Problem to solve:
Work through the data line by line, gathering every line that has the word "klasse".

──────── Data section ────────

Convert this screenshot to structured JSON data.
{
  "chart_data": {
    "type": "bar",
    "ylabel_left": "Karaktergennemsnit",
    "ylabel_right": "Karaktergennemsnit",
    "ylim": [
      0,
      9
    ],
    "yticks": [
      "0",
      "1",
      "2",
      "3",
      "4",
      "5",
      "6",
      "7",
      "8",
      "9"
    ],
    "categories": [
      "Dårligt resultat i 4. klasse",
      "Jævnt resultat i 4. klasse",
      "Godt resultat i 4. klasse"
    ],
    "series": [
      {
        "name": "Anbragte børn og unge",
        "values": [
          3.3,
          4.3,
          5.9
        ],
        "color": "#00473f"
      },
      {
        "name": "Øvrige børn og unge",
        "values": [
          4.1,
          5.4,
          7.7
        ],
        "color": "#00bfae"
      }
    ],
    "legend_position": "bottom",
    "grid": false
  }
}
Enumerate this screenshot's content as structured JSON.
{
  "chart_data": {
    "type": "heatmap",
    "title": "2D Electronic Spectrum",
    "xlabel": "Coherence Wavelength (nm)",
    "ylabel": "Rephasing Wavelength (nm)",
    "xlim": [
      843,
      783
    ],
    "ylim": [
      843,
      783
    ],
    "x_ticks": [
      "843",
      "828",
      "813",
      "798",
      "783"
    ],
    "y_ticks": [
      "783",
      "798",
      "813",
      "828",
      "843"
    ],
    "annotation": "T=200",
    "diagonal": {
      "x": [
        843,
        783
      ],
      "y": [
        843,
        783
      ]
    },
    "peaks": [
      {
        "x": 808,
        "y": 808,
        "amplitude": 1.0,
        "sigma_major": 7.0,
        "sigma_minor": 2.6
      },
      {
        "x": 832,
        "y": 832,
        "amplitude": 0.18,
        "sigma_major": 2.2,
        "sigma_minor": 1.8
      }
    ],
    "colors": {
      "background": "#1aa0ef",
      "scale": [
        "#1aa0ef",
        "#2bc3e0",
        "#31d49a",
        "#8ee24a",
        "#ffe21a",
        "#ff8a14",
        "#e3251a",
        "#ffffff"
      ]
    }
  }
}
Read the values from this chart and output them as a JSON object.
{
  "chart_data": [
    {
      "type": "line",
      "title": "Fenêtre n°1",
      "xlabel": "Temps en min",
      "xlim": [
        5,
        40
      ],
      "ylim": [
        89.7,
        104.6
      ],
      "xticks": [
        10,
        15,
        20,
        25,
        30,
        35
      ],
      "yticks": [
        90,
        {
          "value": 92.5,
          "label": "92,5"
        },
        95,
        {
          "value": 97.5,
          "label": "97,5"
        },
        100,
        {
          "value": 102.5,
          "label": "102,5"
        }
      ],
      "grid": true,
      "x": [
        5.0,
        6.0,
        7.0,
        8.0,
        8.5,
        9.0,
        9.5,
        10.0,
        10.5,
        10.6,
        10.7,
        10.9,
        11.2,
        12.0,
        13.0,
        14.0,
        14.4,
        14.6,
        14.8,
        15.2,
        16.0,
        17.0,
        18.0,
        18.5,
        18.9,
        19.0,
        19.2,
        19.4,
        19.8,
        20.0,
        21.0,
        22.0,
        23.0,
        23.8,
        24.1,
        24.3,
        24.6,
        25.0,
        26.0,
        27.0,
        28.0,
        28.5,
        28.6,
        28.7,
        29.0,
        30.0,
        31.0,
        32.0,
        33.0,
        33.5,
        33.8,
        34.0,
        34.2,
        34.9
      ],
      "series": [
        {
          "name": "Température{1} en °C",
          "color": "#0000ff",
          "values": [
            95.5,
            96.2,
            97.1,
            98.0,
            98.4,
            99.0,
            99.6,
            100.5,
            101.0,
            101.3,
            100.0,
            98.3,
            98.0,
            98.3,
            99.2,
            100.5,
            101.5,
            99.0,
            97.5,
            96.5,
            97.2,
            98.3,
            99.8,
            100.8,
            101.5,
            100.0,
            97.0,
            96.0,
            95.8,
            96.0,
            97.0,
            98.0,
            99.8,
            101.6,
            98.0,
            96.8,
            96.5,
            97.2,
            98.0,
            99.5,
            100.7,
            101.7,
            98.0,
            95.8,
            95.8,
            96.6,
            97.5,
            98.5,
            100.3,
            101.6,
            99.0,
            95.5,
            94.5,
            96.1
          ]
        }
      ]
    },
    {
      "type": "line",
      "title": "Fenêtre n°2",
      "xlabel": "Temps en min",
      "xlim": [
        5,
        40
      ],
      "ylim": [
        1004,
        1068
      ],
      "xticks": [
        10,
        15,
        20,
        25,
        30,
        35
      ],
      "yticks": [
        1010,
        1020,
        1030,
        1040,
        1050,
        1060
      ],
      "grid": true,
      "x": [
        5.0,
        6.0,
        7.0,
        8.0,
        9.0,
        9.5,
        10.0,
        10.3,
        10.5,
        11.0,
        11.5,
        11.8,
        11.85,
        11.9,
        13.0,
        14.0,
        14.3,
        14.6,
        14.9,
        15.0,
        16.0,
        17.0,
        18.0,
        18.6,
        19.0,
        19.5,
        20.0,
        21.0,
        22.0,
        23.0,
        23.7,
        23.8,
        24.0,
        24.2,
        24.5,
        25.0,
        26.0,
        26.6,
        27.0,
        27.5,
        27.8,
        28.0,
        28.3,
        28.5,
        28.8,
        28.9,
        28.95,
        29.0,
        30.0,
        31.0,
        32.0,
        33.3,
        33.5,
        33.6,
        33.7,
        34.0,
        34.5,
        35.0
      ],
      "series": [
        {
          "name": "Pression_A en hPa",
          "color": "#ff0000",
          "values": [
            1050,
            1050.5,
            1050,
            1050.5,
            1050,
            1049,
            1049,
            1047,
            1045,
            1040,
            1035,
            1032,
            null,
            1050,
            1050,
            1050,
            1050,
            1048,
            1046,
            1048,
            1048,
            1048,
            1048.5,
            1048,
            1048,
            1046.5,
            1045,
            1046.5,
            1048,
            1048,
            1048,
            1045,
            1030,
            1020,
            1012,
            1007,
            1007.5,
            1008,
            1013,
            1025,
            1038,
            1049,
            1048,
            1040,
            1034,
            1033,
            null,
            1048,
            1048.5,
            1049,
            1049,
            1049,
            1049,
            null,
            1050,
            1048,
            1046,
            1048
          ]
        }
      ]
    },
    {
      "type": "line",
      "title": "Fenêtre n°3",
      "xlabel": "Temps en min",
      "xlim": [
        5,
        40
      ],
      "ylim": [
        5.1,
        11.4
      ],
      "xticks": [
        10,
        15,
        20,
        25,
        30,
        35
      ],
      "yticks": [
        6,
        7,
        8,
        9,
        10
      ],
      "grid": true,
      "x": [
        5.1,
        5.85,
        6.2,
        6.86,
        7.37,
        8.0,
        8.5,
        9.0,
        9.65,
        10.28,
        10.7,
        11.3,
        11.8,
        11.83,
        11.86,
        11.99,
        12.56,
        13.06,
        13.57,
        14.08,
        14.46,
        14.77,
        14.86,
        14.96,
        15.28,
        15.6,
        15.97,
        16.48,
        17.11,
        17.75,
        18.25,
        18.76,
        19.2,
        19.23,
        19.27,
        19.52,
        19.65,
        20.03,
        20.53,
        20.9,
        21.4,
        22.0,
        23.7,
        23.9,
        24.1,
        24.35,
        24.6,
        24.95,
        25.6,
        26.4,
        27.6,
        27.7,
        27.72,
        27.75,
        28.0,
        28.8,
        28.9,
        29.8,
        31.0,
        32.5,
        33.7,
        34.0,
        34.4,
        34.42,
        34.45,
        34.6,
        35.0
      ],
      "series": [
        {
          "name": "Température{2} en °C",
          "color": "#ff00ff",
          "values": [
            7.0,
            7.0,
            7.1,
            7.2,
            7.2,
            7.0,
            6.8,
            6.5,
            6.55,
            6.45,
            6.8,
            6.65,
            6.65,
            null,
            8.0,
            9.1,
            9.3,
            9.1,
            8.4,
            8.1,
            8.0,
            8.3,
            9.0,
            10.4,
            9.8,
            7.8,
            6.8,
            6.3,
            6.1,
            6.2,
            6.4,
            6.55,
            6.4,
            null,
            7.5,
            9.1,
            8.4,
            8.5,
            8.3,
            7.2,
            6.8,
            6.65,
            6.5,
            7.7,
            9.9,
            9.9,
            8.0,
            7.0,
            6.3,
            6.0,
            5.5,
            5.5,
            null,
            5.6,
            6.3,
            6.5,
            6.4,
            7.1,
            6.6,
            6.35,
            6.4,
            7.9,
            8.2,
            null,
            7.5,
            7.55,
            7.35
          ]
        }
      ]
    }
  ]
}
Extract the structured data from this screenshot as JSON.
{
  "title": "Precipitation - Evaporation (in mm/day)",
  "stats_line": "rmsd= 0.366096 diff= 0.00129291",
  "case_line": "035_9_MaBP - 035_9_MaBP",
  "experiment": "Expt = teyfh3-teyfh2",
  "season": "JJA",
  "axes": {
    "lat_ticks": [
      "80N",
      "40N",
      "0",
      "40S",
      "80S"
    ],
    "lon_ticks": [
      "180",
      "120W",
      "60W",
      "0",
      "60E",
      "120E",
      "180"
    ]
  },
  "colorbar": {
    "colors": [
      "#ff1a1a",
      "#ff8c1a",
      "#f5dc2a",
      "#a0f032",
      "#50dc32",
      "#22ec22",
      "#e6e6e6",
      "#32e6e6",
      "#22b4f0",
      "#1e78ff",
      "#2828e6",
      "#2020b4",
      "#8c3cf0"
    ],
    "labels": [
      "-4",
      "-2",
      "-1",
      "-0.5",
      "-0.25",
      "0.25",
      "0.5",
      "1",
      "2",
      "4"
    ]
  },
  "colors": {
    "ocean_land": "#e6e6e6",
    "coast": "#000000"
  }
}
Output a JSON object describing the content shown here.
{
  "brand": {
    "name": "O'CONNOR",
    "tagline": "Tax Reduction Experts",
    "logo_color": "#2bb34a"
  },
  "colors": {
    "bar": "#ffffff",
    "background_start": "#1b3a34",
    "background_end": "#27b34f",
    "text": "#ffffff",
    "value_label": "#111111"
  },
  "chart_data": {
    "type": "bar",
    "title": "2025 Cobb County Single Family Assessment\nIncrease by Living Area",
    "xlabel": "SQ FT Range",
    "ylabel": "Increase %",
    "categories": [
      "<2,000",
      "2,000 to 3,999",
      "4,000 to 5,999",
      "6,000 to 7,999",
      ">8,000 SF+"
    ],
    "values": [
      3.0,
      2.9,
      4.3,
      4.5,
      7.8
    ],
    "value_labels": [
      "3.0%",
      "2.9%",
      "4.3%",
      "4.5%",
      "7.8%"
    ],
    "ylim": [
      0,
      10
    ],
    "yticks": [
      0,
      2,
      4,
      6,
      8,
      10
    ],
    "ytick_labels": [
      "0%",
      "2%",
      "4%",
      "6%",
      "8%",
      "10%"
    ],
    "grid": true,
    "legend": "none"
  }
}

────────

Answer for the task:
      "Dårligt resultat i 4. klasse",
      "Jævnt resultat i 4. klasse",
      "Godt resultat i 4. klasse"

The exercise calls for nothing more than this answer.